Data excerpts:
⁂
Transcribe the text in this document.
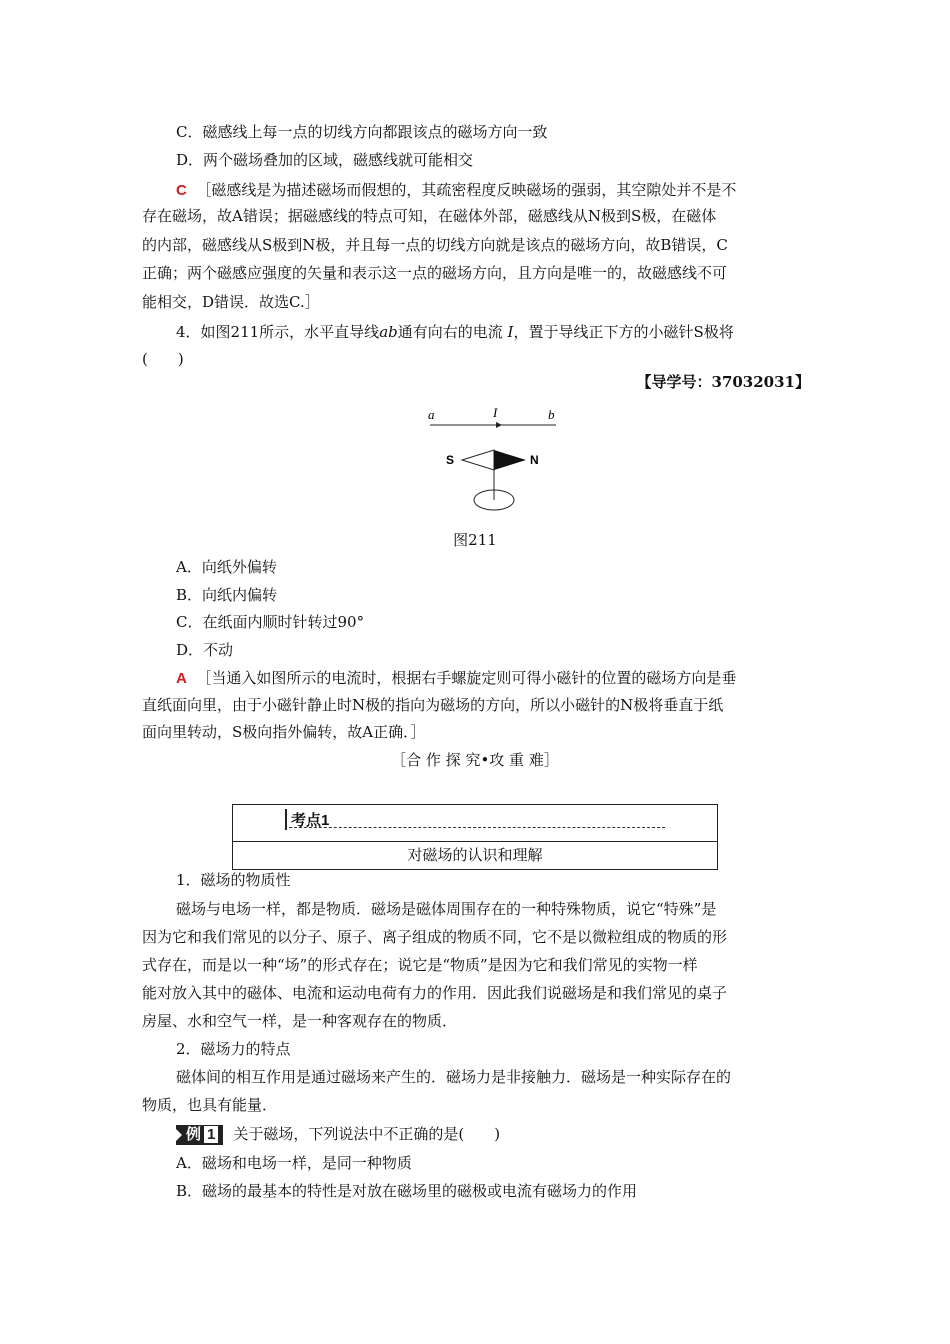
C．磁感线上每一点的切线方向都跟该点的磁场方向一致
D．两个磁场叠加的区域，磁感线就可能相交
C ［磁感线是为描述磁场而假想的，其疏密程度反映磁场的强弱，其空隙处并不是不
存在磁场，故A错误；据磁感线的特点可知，在磁体外部，磁感线从N极到S极，在磁体
的内部，磁感线从S极到N极，并且每一点的切线方向就是该点的磁场方向，故B错误，C
正确；两个磁感应强度的矢量和表示这一点的磁场方向，且方向是唯一的，故磁感线不可
能相交，D错误．故选C.］
4．如图211所示，水平直导线ab通有向右的电流 I，置于导线正下方的小磁针S极将
(　　)
【导学号：37032031】
a	I	b
S	N
图211
A．向纸外偏转
B．向纸内偏转
C．在纸面内顺时针转过90°
D．不动
A ［当通入如图所示的电流时，根据右手螺旋定则可得小磁针的位置的磁场方向是垂
直纸面向里，由于小磁针静止时N极的指向为磁场的方向，所以小磁针的N极将垂直于纸
面向里转动，S极向指外偏转，故A正确．］
［合 作 探 究•攻 重 难］
考点1
对磁场的认识和理解
1．磁场的物质性
磁场与电场一样，都是物质．磁场是磁体周围存在的一种特殊物质，说它“特殊”是
因为它和我们常见的以分子、原子、离子组成的物质不同，它不是以微粒组成的物质的形
式存在，而是以一种“场”的形式存在；说它是“物质”是因为它和我们常见的实物一样
能对放入其中的磁体、电流和运动电荷有力的作用．因此我们说磁场是和我们常见的桌子
房屋、水和空气一样，是一种客观存在的物质．
2．磁场力的特点
磁体间的相互作用是通过磁场来产生的．磁场力是非接触力．磁场是一种实际存在的
物质，也具有能量．
例 1 关于磁场，下列说法中不正确的是(　　)
A．磁场和电场一样，是同一种物质
B．磁场的最基本的特性是对放在磁场里的磁极或电流有磁场力的作用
⁂
▶ [YOUR GOAL]: Leaving all pictures aside, quote each record exactly.

▶ [WRITTEN RESPONSE]:
Transcribe the text in this document.
C．磁感线上每一点的切线方向都跟该点的磁场方向一致
D．两个磁场叠加的区域，磁感线就可能相交
C ［磁感线是为描述磁场而假想的，其疏密程度反映磁场的强弱，其空隙处并不是不
存在磁场，故A错误；据磁感线的特点可知，在磁体外部，磁感线从N极到S极，在磁体
的内部，磁感线从S极到N极，并且每一点的切线方向就是该点的磁场方向，故B错误，C
正确；两个磁感应强度的矢量和表示这一点的磁场方向，且方向是唯一的，故磁感线不可
能相交，D错误．故选C.］
4．如图211所示，水平直导线ab通有向右的电流 I，置于导线正下方的小磁针S极将
(　　)
【导学号：37032031】
a	I	b
S	N
图211
A．向纸外偏转
B．向纸内偏转
C．在纸面内顺时针转过90°
D．不动
A ［当通入如图所示的电流时，根据右手螺旋定则可得小磁针的位置的磁场方向是垂
直纸面向里，由于小磁针静止时N极的指向为磁场的方向，所以小磁针的N极将垂直于纸
面向里转动，S极向指外偏转，故A正确．］
［合 作 探 究•攻 重 难］
考点1
对磁场的认识和理解
1．磁场的物质性
磁场与电场一样，都是物质．磁场是磁体周围存在的一种特殊物质，说它“特殊”是
因为它和我们常见的以分子、原子、离子组成的物质不同，它不是以微粒组成的物质的形
式存在，而是以一种“场”的形式存在；说它是“物质”是因为它和我们常见的实物一样
能对放入其中的磁体、电流和运动电荷有力的作用．因此我们说磁场是和我们常见的桌子
房屋、水和空气一样，是一种客观存在的物质．
2．磁场力的特点
磁体间的相互作用是通过磁场来产生的．磁场力是非接触力．磁场是一种实际存在的
物质，也具有能量．
例 1 关于磁场，下列说法中不正确的是(　　)
A．磁场和电场一样，是同一种物质
B．磁场的最基本的特性是对放在磁场里的磁极或电流有磁场力的作用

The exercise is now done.